_DIRECTIONS_: Restate the whole listing word for word. Pictures are left out.

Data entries
★ ★ ★ ★ ★ ★ ★

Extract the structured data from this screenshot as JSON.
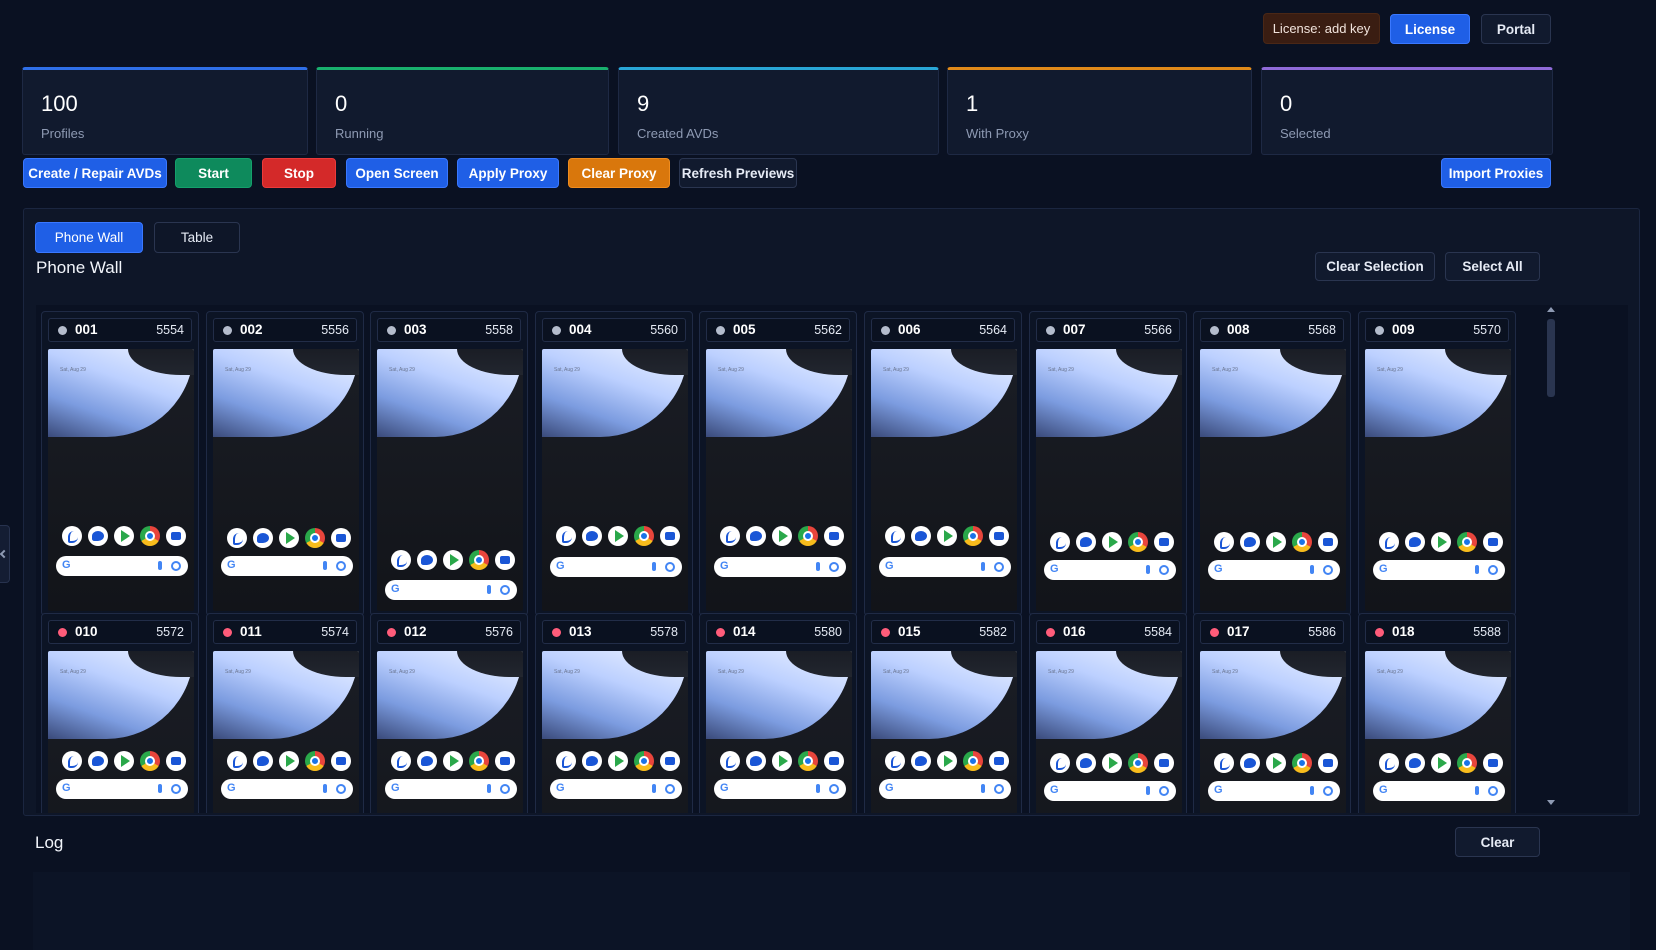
{
  "header": {
    "license_status": "License: add key",
    "license_button": "License",
    "portal_button": "Portal"
  },
  "stats": [
    {
      "value": "100",
      "label": "Profiles",
      "color": "#2f6fe8"
    },
    {
      "value": "0",
      "label": "Running",
      "color": "#19b06e"
    },
    {
      "value": "9",
      "label": "Created AVDs",
      "color": "#29a6d6"
    },
    {
      "value": "1",
      "label": "With Proxy",
      "color": "#e08a1a"
    },
    {
      "value": "0",
      "label": "Selected",
      "color": "#8f6ad8"
    }
  ],
  "toolbar": {
    "create_repair": "Create / Repair AVDs",
    "start": "Start",
    "stop": "Stop",
    "open_screen": "Open Screen",
    "apply_proxy": "Apply Proxy",
    "clear_proxy": "Clear Proxy",
    "refresh_previews": "Refresh Previews",
    "import_proxies": "Import Proxies"
  },
  "view_tabs": {
    "phone_wall": "Phone Wall",
    "table": "Table"
  },
  "wall": {
    "title": "Phone Wall",
    "clear_selection": "Clear Selection",
    "select_all": "Select All",
    "phones": [
      {
        "id": "001",
        "port": "5554",
        "status": "gray"
      },
      {
        "id": "002",
        "port": "5556",
        "status": "gray"
      },
      {
        "id": "003",
        "port": "5558",
        "status": "gray"
      },
      {
        "id": "004",
        "port": "5560",
        "status": "gray"
      },
      {
        "id": "005",
        "port": "5562",
        "status": "gray"
      },
      {
        "id": "006",
        "port": "5564",
        "status": "gray"
      },
      {
        "id": "007",
        "port": "5566",
        "status": "gray"
      },
      {
        "id": "008",
        "port": "5568",
        "status": "gray"
      },
      {
        "id": "009",
        "port": "5570",
        "status": "gray"
      },
      {
        "id": "010",
        "port": "5572",
        "status": "pink"
      },
      {
        "id": "011",
        "port": "5574",
        "status": "pink"
      },
      {
        "id": "012",
        "port": "5576",
        "status": "pink"
      },
      {
        "id": "013",
        "port": "5578",
        "status": "pink"
      },
      {
        "id": "014",
        "port": "5580",
        "status": "pink"
      },
      {
        "id": "015",
        "port": "5582",
        "status": "pink"
      },
      {
        "id": "016",
        "port": "5584",
        "status": "pink"
      },
      {
        "id": "017",
        "port": "5586",
        "status": "pink"
      },
      {
        "id": "018",
        "port": "5588",
        "status": "pink"
      }
    ],
    "screen_date": "Sat, Aug 29"
  },
  "log": {
    "title": "Log",
    "clear": "Clear"
  }
}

★ ★ ★ ★ ★ ★ ★

_ANSWER FOR THE TASK_:
Extract the structured data from this screenshot as JSON.
{
  "header": {
    "license_status": "License: add key",
    "license_button": "License",
    "portal_button": "Portal"
  },
  "stats": [
    {
      "value": "100",
      "label": "Profiles",
      "color": "#2f6fe8"
    },
    {
      "value": "0",
      "label": "Running",
      "color": "#19b06e"
    },
    {
      "value": "9",
      "label": "Created AVDs",
      "color": "#29a6d6"
    },
    {
      "value": "1",
      "label": "With Proxy",
      "color": "#e08a1a"
    },
    {
      "value": "0",
      "label": "Selected",
      "color": "#8f6ad8"
    }
  ],
  "toolbar": {
    "create_repair": "Create / Repair AVDs",
    "start": "Start",
    "stop": "Stop",
    "open_screen": "Open Screen",
    "apply_proxy": "Apply Proxy",
    "clear_proxy": "Clear Proxy",
    "refresh_previews": "Refresh Previews",
    "import_proxies": "Import Proxies"
  },
  "view_tabs": {
    "phone_wall": "Phone Wall",
    "table": "Table"
  },
  "wall": {
    "title": "Phone Wall",
    "clear_selection": "Clear Selection",
    "select_all": "Select All",
    "phones": [
      {
        "id": "001",
        "port": "5554",
        "status": "gray"
      },
      {
        "id": "002",
        "port": "5556",
        "status": "gray"
      },
      {
        "id": "003",
        "port": "5558",
        "status": "gray"
      },
      {
        "id": "004",
        "port": "5560",
        "status": "gray"
      },
      {
        "id": "005",
        "port": "5562",
        "status": "gray"
      },
      {
        "id": "006",
        "port": "5564",
        "status": "gray"
      },
      {
        "id": "007",
        "port": "5566",
        "status": "gray"
      },
      {
        "id": "008",
        "port": "5568",
        "status": "gray"
      },
      {
        "id": "009",
        "port": "5570",
        "status": "gray"
      },
      {
        "id": "010",
        "port": "5572",
        "status": "pink"
      },
      {
        "id": "011",
        "port": "5574",
        "status": "pink"
      },
      {
        "id": "012",
        "port": "5576",
        "status": "pink"
      },
      {
        "id": "013",
        "port": "5578",
        "status": "pink"
      },
      {
        "id": "014",
        "port": "5580",
        "status": "pink"
      },
      {
        "id": "015",
        "port": "5582",
        "status": "pink"
      },
      {
        "id": "016",
        "port": "5584",
        "status": "pink"
      },
      {
        "id": "017",
        "port": "5586",
        "status": "pink"
      },
      {
        "id": "018",
        "port": "5588",
        "status": "pink"
      }
    ],
    "screen_date": "Sat, Aug 29"
  },
  "log": {
    "title": "Log",
    "clear": "Clear"
  }
}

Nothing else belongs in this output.